Task input ::
[BEGIN]
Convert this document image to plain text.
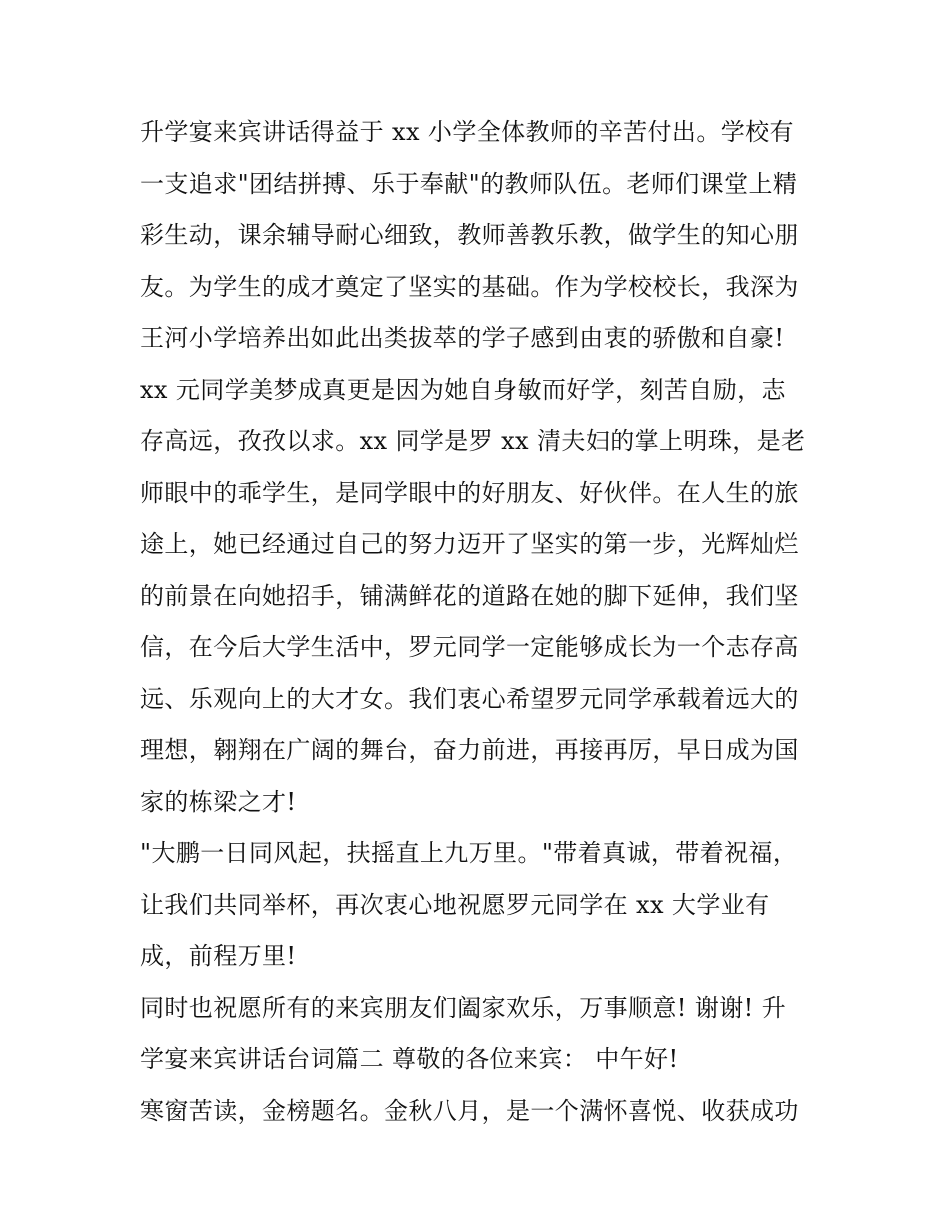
升学宴来宾讲话得益于 xx 小学全体教师的辛苦付出。学校有
一支追求"团结拼搏、乐于奉献"的教师队伍。老师们课堂上精
彩生动，课余辅导耐心细致，教师善教乐教，做学生的知心朋
友。为学生的成才奠定了坚实的基础。作为学校校长，我深为
王河小学培养出如此出类拔萃的学子感到由衷的骄傲和自豪!
xx 元同学美梦成真更是因为她自身敏而好学，刻苦自励，志
存高远，孜孜以求。xx 同学是罗 xx 清夫妇的掌上明珠，是老
师眼中的乖学生，是同学眼中的好朋友、好伙伴。在人生的旅
途上，她已经通过自己的努力迈开了坚实的第一步，光辉灿烂
的前景在向她招手，铺满鲜花的道路在她的脚下延伸，我们坚
信，在今后大学生活中，罗元同学一定能够成长为一个志存高
远、乐观向上的大才女。我们衷心希望罗元同学承载着远大的
理想，翱翔在广阔的舞台，奋力前进，再接再厉，早日成为国
家的栋梁之才!
"大鹏一日同风起，扶摇直上九万里。"带着真诚，带着祝福，
让我们共同举杯，再次衷心地祝愿罗元同学在 xx 大学业有
成，前程万里!
同时也祝愿所有的来宾朋友们阖家欢乐，万事顺意! 谢谢! 升
学宴来宾讲话台词篇二 尊敬的各位来宾： 中午好!
寒窗苦读，金榜题名。金秋八月，是一个满怀喜悦、收获成功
[END]
Exercise :: Give back every line exactly as it stands, pictures excluded.

Full answer ::
Convert this document image to plain text.
升学宴来宾讲话得益于 xx 小学全体教师的辛苦付出。学校有
一支追求"团结拼搏、乐于奉献"的教师队伍。老师们课堂上精
彩生动，课余辅导耐心细致，教师善教乐教，做学生的知心朋
友。为学生的成才奠定了坚实的基础。作为学校校长，我深为
王河小学培养出如此出类拔萃的学子感到由衷的骄傲和自豪!
xx 元同学美梦成真更是因为她自身敏而好学，刻苦自励，志
存高远，孜孜以求。xx 同学是罗 xx 清夫妇的掌上明珠，是老
师眼中的乖学生，是同学眼中的好朋友、好伙伴。在人生的旅
途上，她已经通过自己的努力迈开了坚实的第一步，光辉灿烂
的前景在向她招手，铺满鲜花的道路在她的脚下延伸，我们坚
信，在今后大学生活中，罗元同学一定能够成长为一个志存高
远、乐观向上的大才女。我们衷心希望罗元同学承载着远大的
理想，翱翔在广阔的舞台，奋力前进，再接再厉，早日成为国
家的栋梁之才!
"大鹏一日同风起，扶摇直上九万里。"带着真诚，带着祝福，
让我们共同举杯，再次衷心地祝愿罗元同学在 xx 大学业有
成，前程万里!
同时也祝愿所有的来宾朋友们阖家欢乐，万事顺意! 谢谢! 升
学宴来宾讲话台词篇二 尊敬的各位来宾： 中午好!
寒窗苦读，金榜题名。金秋八月，是一个满怀喜悦、收获成功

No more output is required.